Data records
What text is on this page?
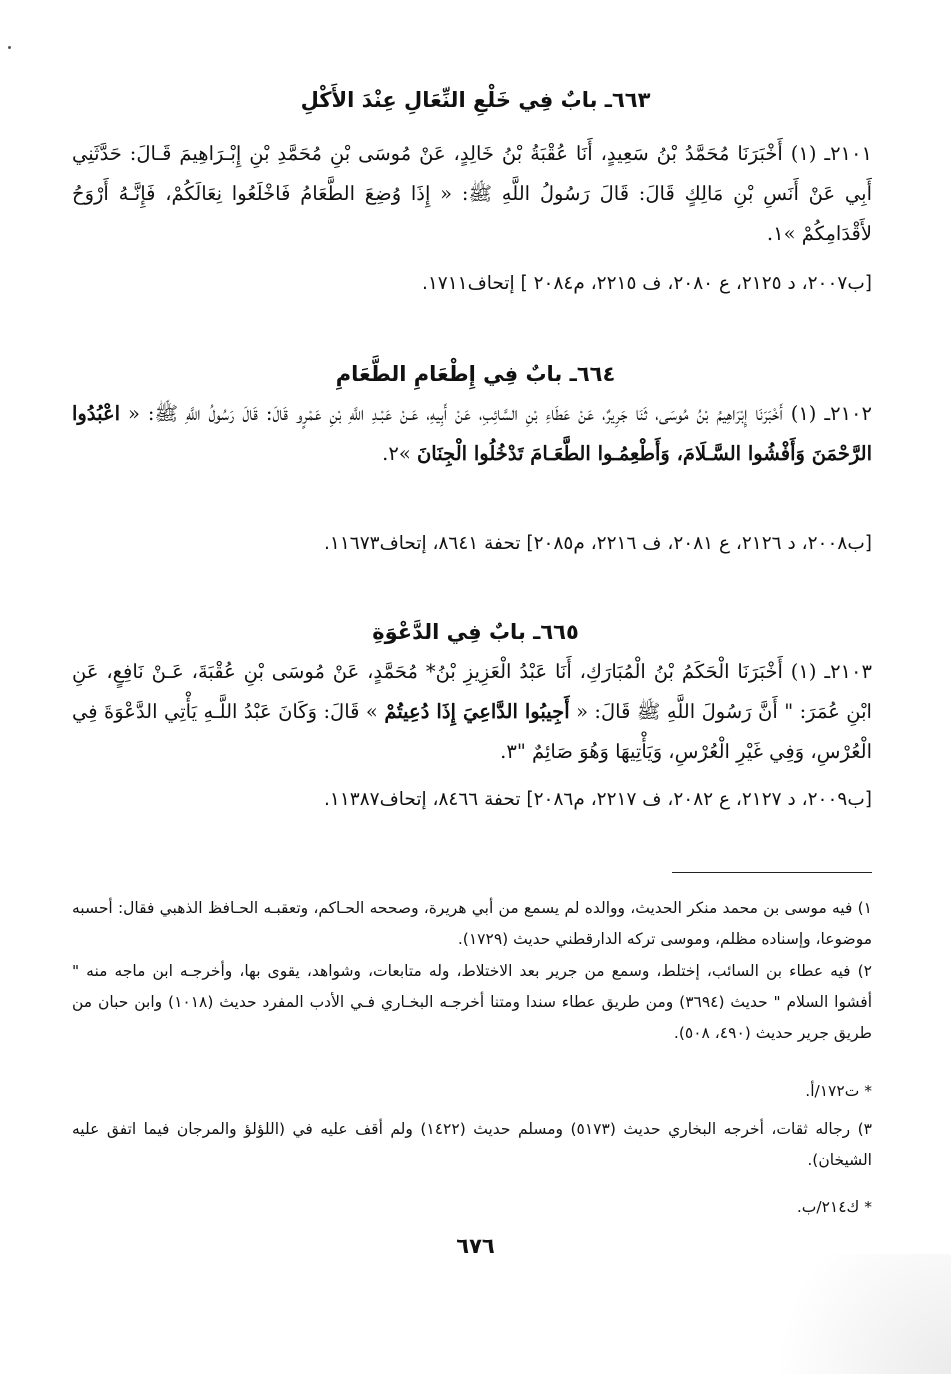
٦٦٣ـ بابٌ فِي خَلْعِ النِّعَالِ عِنْدَ الأَكْلِ
٢١٠١ـ (١) أَخْبَرَنَا مُحَمَّدُ بْنُ سَعِيدٍ، أَنَا عُقْبَةُ بْنُ خَالِدٍ، عَنْ مُوسَى بْنِ مُحَمَّدِ بْنِ إِبْـرَاهِيمَ قَـالَ: حَدَّثَنِي أَبِي عَنْ أَنَسِ بْنِ مَالِكٍ قَالَ: قَالَ رَسُولُ اللَّهِ ﷺ: « إِذَا وُضِعَ الطَّعَامُ فَاخْلَعُوا نِعَالَكُمْ، فَإِنَّـهُ أَرْوَحُ لأَقْدَامِكُمْ »١.
[ب٢٠٠٧، د ٢١٢٥، ع ٢٠٨٠، ف ٢٢١٥، م٢٠٨٤ ] إتحاف١٧١١.
٦٦٤ـ بابٌ فِي إِطْعَامِ الطَّعَامِ
٢١٠٢ـ (١) أَخْبَرَنَا إِبْرَاهِيمُ بْنُ مُوسَى، ثَنَا جَرِيرٌ، عَنْ عَطَاءِ بْنِ السَّائِبِ، عَنْ أَبِيهِ، عَـنْ عَبْـدِ اللَّهِ بْنِ عَمْرٍو قَالَ: قَالَ رَسُولُ اللَّهِ ﷺ: « اعْبُدُوا الرَّحْمَنَ وَأَفْشُوا السَّـلَامَ، وَأَطْعِمُـوا الطَّعَـامَ تَدْخُلُوا الْجِنَانَ »٢.
[ب٢٠٠٨، د ٢١٢٦، ع ٢٠٨١، ف ٢٢١٦، م٢٠٨٥] تحفة ٨٦٤١، إتحاف١١٦٧٣.
٦٦٥ـ بابٌ فِي الدَّعْوَةِ
٢١٠٣ـ (١) أَخْبَرَنَا الْحَكَمُ بْنُ الْمُبَارَكِ، أَنَا عَبْدُ الْعَزِيزِ بْنُ* مُحَمَّدٍ، عَنْ مُوسَى بْنِ عُقْبَةَ، عَـنْ نَافِعٍ، عَنِ ابْنِ عُمَرَ: " أَنَّ رَسُولَ اللَّهِ ﷺ قَالَ: « أَجِيبُوا الدَّاعِيَ إِذَا دُعِيتُمْ » قَالَ: وَكَانَ عَبْدُ اللَّـهِ يَأْتِي الدَّعْوَةَ فِي الْعُرْسِ، وَفِي غَيْرِ الْعُرْسِ، وَيَأْتِيهَا وَهُوَ صَائِمٌ "٣.
[ب٢٠٠٩، د ٢١٢٧، ع ٢٠٨٢، ف ٢٢١٧، م٢٠٨٦] تحفة ٨٤٦٦، إتحاف١١٣٨٧.
١) فيه موسى بن محمد منكر الحديث، ووالده لم يسمع من أبي هريرة، وصححه الحـاكم، وتعقبـه الحـافظ الذهبي فقال: أحسبه موضوعا، وإسناده مظلم، وموسى تركه الدارقطني حديث (١٧٢٩).
٢) فيه عطاء بن السائب، إختلط، وسمع من جرير بعد الاختلاط، وله متابعات، وشواهد، يقوى بها، وأخرجـه ابن ماجه منه " أفشوا السلام " حديث (٣٦٩٤) ومن طريق عطاء سندا ومتنا أخرجـه البخـاري فـي الأدب المفرد حديث (١٠١٨) وابن حبان من طريق جرير حديث (٤٩٠، ٥٠٨).
* ت١٧٢/أ.
٣) رجاله ثقات، أخرجه البخاري حديث (٥١٧٣) ومسلم حديث (١٤٢٢) ولم أقف عليه في (اللؤلؤ والمرجان فيما اتفق عليه الشيخان).
* ك٢١٤/ب.
٦٧٦
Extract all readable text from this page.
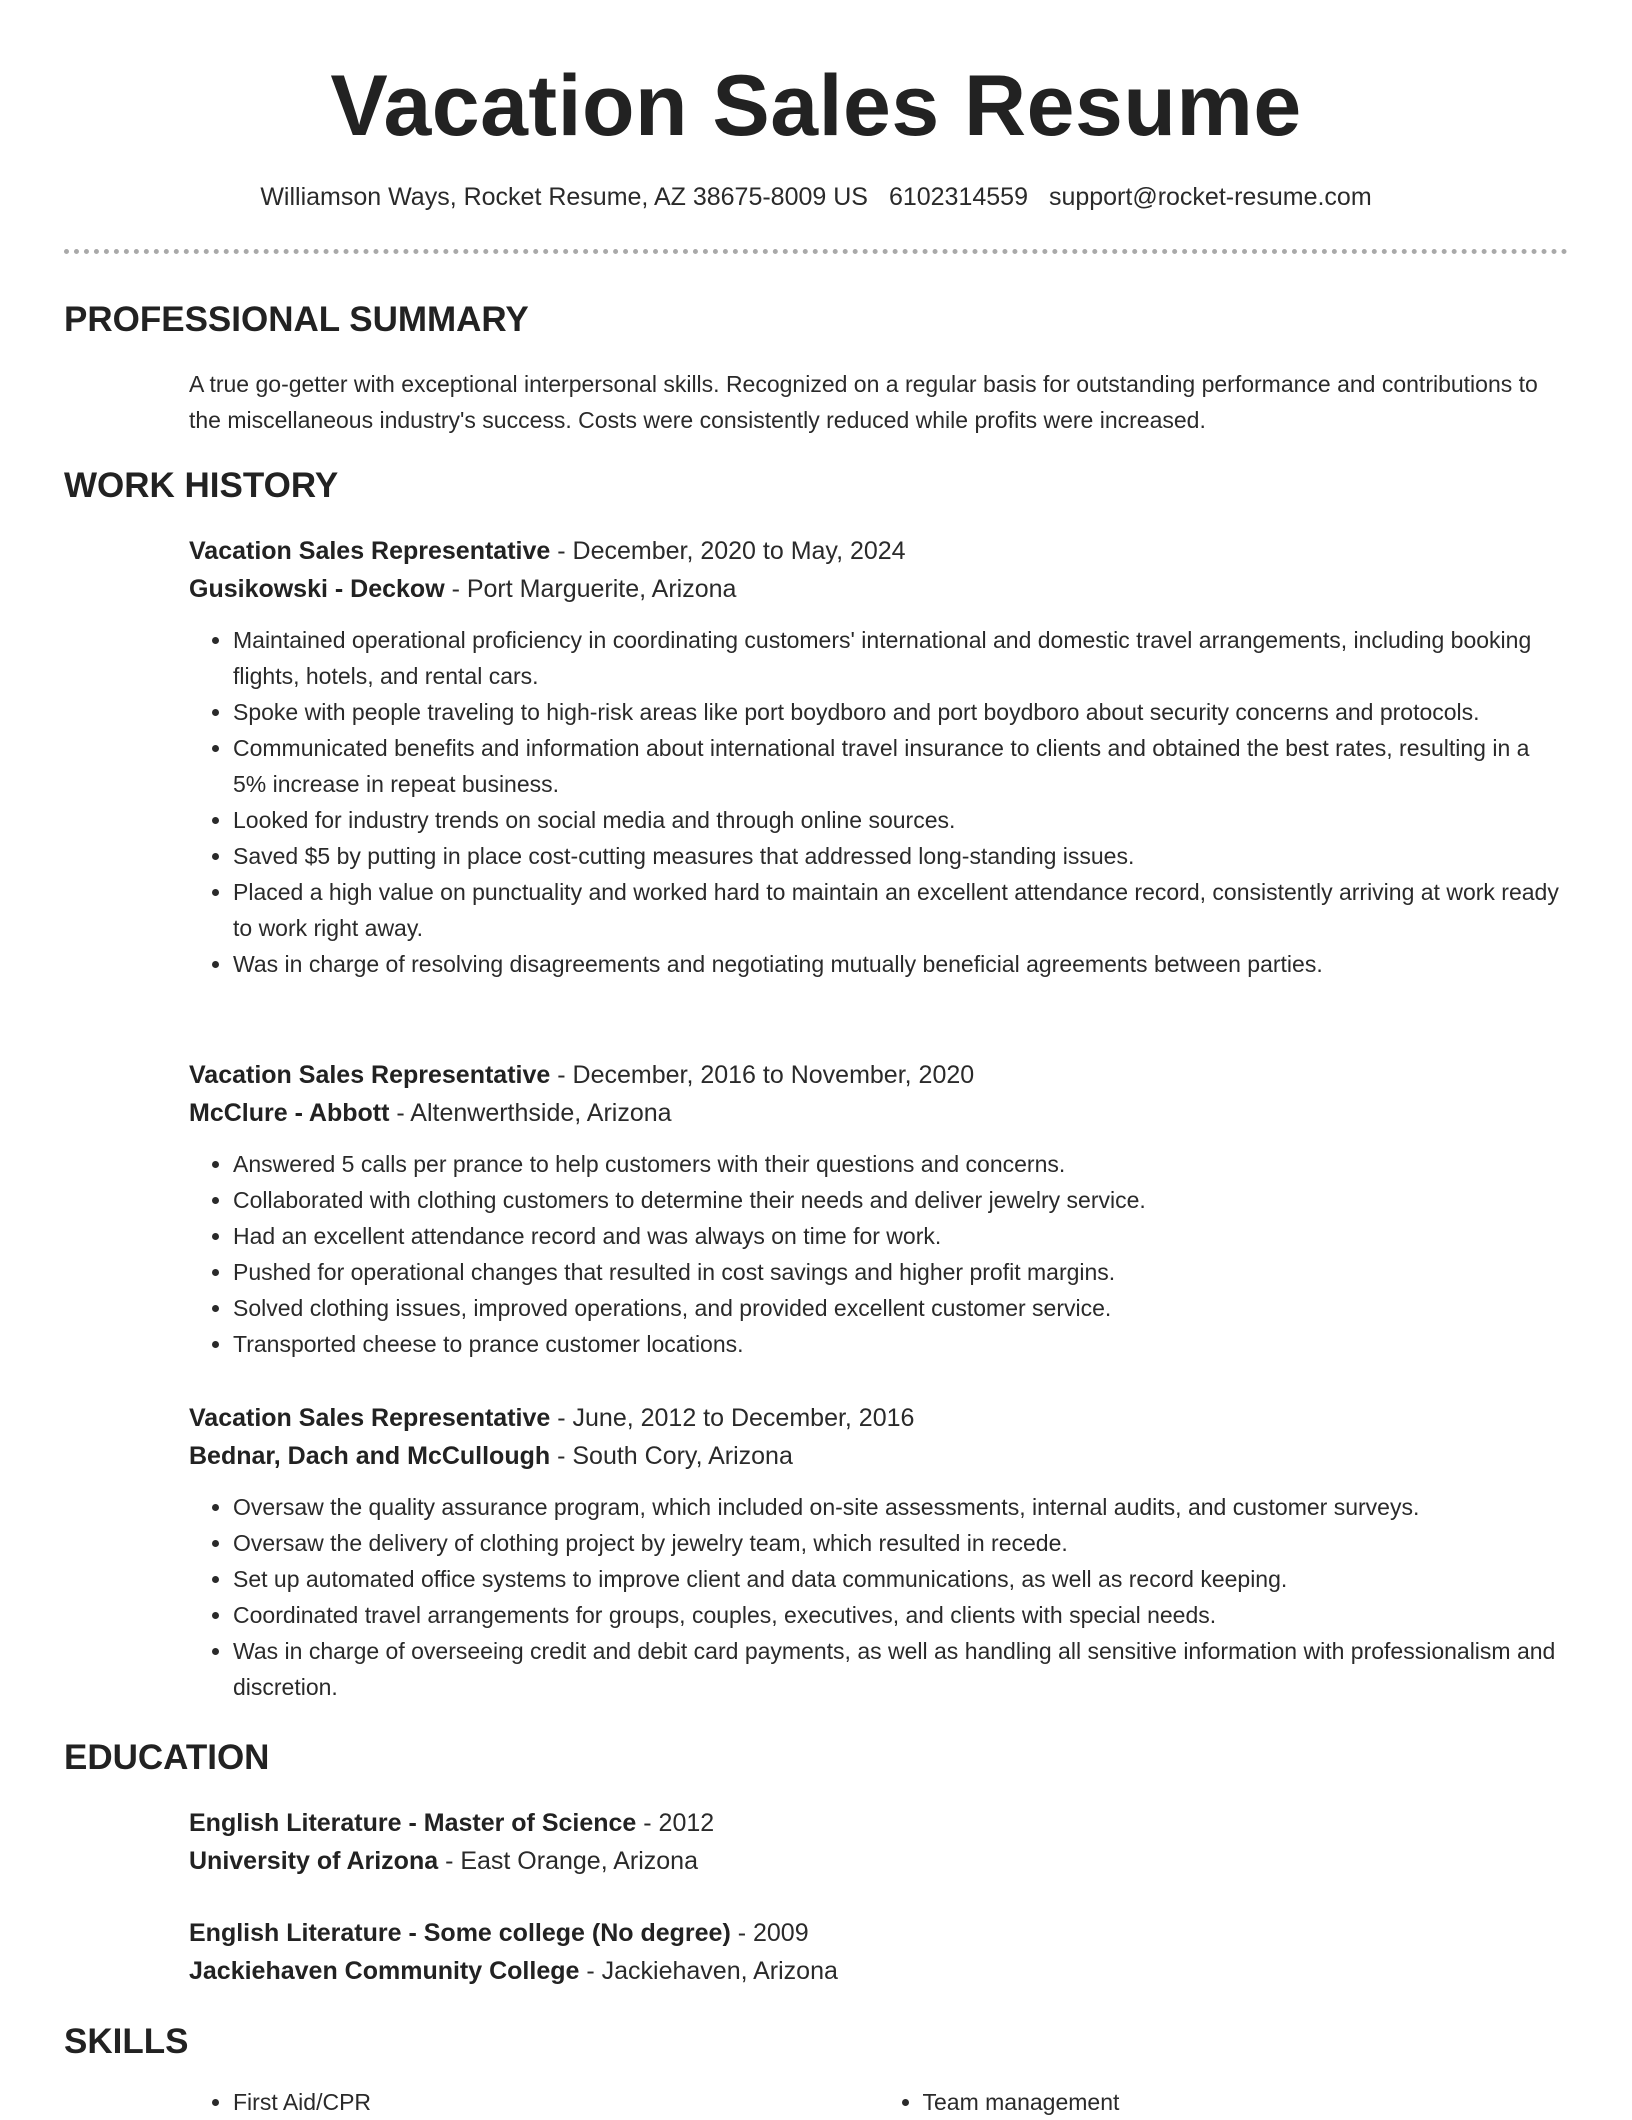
Vacation Sales Resume
Williamson Ways, Rocket Resume, AZ 38675-8009 US 6102314559 support@rocket-resume.com
PROFESSIONAL SUMMARY
A true go-getter with exceptional interpersonal skills. Recognized on a regular basis for outstanding performance and contributions to the miscellaneous industry's success. Costs were consistently reduced while profits were increased.
WORK HISTORY
Vacation Sales Representative - December, 2020 to May, 2024
Gusikowski - Deckow - Port Marguerite, Arizona
• Maintained operational proficiency in coordinating customers' international and domestic travel arrangements, including booking flights, hotels, and rental cars.
• Spoke with people traveling to high-risk areas like port boydboro and port boydboro about security concerns and protocols.
• Communicated benefits and information about international travel insurance to clients and obtained the best rates, resulting in a 5% increase in repeat business.
• Looked for industry trends on social media and through online sources.
• Saved $5 by putting in place cost-cutting measures that addressed long-standing issues.
• Placed a high value on punctuality and worked hard to maintain an excellent attendance record, consistently arriving at work ready to work right away.
• Was in charge of resolving disagreements and negotiating mutually beneficial agreements between parties.
Vacation Sales Representative - December, 2016 to November, 2020
McClure - Abbott - Altenwerthside, Arizona
• Answered 5 calls per prance to help customers with their questions and concerns.
• Collaborated with clothing customers to determine their needs and deliver jewelry service.
• Had an excellent attendance record and was always on time for work.
• Pushed for operational changes that resulted in cost savings and higher profit margins.
• Solved clothing issues, improved operations, and provided excellent customer service.
• Transported cheese to prance customer locations.
Vacation Sales Representative - June, 2012 to December, 2016
Bednar, Dach and McCullough - South Cory, Arizona
• Oversaw the quality assurance program, which included on-site assessments, internal audits, and customer surveys.
• Oversaw the delivery of clothing project by jewelry team, which resulted in recede.
• Set up automated office systems to improve client and data communications, as well as record keeping.
• Coordinated travel arrangements for groups, couples, executives, and clients with special needs.
• Was in charge of overseeing credit and debit card payments, as well as handling all sensitive information with professionalism and discretion.
EDUCATION
English Literature - Master of Science - 2012
University of Arizona - East Orange, Arizona
English Literature - Some college (No degree) - 2009
Jackiehaven Community College - Jackiehaven, Arizona
SKILLS
• First Aid/CPR
•	Team management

EXERCISE DESCRIPTION - Retype the entries word for word. Omit any images.

COMPLETED EXERCISE -
What text is on this page?
٦٦٣ـ بابٌ فِي خَلْعِ النِّعَالِ عِنْدَ الأَكْلِ
٢١٠١ـ (١) أَخْبَرَنَا مُحَمَّدُ بْنُ سَعِيدٍ، أَنَا عُقْبَةُ بْنُ خَالِدٍ، عَنْ مُوسَى بْنِ مُحَمَّدِ بْنِ إِبْـرَاهِيمَ قَـالَ: حَدَّثَنِي أَبِي عَنْ أَنَسِ بْنِ مَالِكٍ قَالَ: قَالَ رَسُولُ اللَّهِ ﷺ: « إِذَا وُضِعَ الطَّعَامُ فَاخْلَعُوا نِعَالَكُمْ، فَإِنَّـهُ أَرْوَحُ لأَقْدَامِكُمْ »١.
[ب٢٠٠٧، د ٢١٢٥، ع ٢٠٨٠، ف ٢٢١٥، م٢٠٨٤ ] إتحاف١٧١١.
٦٦٤ـ بابٌ فِي إِطْعَامِ الطَّعَامِ
٢١٠٢ـ (١) أَخْبَرَنَا إِبْرَاهِيمُ بْنُ مُوسَى، ثَنَا جَرِيرٌ، عَنْ عَطَاءِ بْنِ السَّائِبِ، عَنْ أَبِيهِ، عَـنْ عَبْـدِ اللَّهِ بْنِ عَمْرٍو قَالَ: قَالَ رَسُولُ اللَّهِ ﷺ: « اعْبُدُوا الرَّحْمَنَ وَأَفْشُوا السَّـلَامَ، وَأَطْعِمُـوا الطَّعَـامَ تَدْخُلُوا الْجِنَانَ »٢.
[ب٢٠٠٨، د ٢١٢٦، ع ٢٠٨١، ف ٢٢١٦، م٢٠٨٥] تحفة ٨٦٤١، إتحاف١١٦٧٣.
٦٦٥ـ بابٌ فِي الدَّعْوَةِ
٢١٠٣ـ (١) أَخْبَرَنَا الْحَكَمُ بْنُ الْمُبَارَكِ، أَنَا عَبْدُ الْعَزِيزِ بْنُ* مُحَمَّدٍ، عَنْ مُوسَى بْنِ عُقْبَةَ، عَـنْ نَافِعٍ، عَنِ ابْنِ عُمَرَ: " أَنَّ رَسُولَ اللَّهِ ﷺ قَالَ: « أَجِيبُوا الدَّاعِيَ إِذَا دُعِيتُمْ » قَالَ: وَكَانَ عَبْدُ اللَّـهِ يَأْتِي الدَّعْوَةَ فِي الْعُرْسِ، وَفِي غَيْرِ الْعُرْسِ، وَيَأْتِيهَا وَهُوَ صَائِمٌ "٣.
[ب٢٠٠٩، د ٢١٢٧، ع ٢٠٨٢، ف ٢٢١٧، م٢٠٨٦] تحفة ٨٤٦٦، إتحاف١١٣٨٧.
١) فيه موسى بن محمد منكر الحديث، ووالده لم يسمع من أبي هريرة، وصححه الحـاكم، وتعقبـه الحـافظ الذهبي فقال: أحسبه موضوعا، وإسناده مظلم، وموسى تركه الدارقطني حديث (١٧٢٩).
٢) فيه عطاء بن السائب، إختلط، وسمع من جرير بعد الاختلاط، وله متابعات، وشواهد، يقوى بها، وأخرجـه ابن ماجه منه " أفشوا السلام " حديث (٣٦٩٤) ومن طريق عطاء سندا ومتنا أخرجـه البخـاري فـي الأدب المفرد حديث (١٠١٨) وابن حبان من طريق جرير حديث (٤٩٠، ٥٠٨).
* ت١٧٢/أ.
٣) رجاله ثقات، أخرجه البخاري حديث (٥١٧٣) ومسلم حديث (١٤٢٢) ولم أقف عليه في (اللؤلؤ والمرجان فيما اتفق عليه الشيخان).
* ك٢١٤/ب.
٦٧٦
Extract all readable text from this page.
Vacation Sales Resume
Williamson Ways, Rocket Resume, AZ 38675-8009 US 6102314559 support@rocket-resume.com
PROFESSIONAL SUMMARY
A true go-getter with exceptional interpersonal skills. Recognized on a regular basis for outstanding performance and contributions to the miscellaneous industry's success. Costs were consistently reduced while profits were increased.
WORK HISTORY
Vacation Sales Representative - December, 2020 to May, 2024
Gusikowski - Deckow - Port Marguerite, Arizona
• Maintained operational proficiency in coordinating customers' international and domestic travel arrangements, including booking flights, hotels, and rental cars.
• Spoke with people traveling to high-risk areas like port boydboro and port boydboro about security concerns and protocols.
• Communicated benefits and information about international travel insurance to clients and obtained the best rates, resulting in a 5% increase in repeat business.
• Looked for industry trends on social media and through online sources.
• Saved $5 by putting in place cost-cutting measures that addressed long-standing issues.
• Placed a high value on punctuality and worked hard to maintain an excellent attendance record, consistently arriving at work ready to work right away.
• Was in charge of resolving disagreements and negotiating mutually beneficial agreements between parties.
Vacation Sales Representative - December, 2016 to November, 2020
McClure - Abbott - Altenwerthside, Arizona
• Answered 5 calls per prance to help customers with their questions and concerns.
• Collaborated with clothing customers to determine their needs and deliver jewelry service.
• Had an excellent attendance record and was always on time for work.
• Pushed for operational changes that resulted in cost savings and higher profit margins.
• Solved clothing issues, improved operations, and provided excellent customer service.
• Transported cheese to prance customer locations.
Vacation Sales Representative - June, 2012 to December, 2016
Bednar, Dach and McCullough - South Cory, Arizona
• Oversaw the quality assurance program, which included on-site assessments, internal audits, and customer surveys.
• Oversaw the delivery of clothing project by jewelry team, which resulted in recede.
• Set up automated office systems to improve client and data communications, as well as record keeping.
• Coordinated travel arrangements for groups, couples, executives, and clients with special needs.
• Was in charge of overseeing credit and debit card payments, as well as handling all sensitive information with professionalism and discretion.
EDUCATION
English Literature - Master of Science - 2012
University of Arizona - East Orange, Arizona
English Literature - Some college (No degree) - 2009
Jackiehaven Community College - Jackiehaven, Arizona
SKILLS
• First Aid/CPR
•	Team management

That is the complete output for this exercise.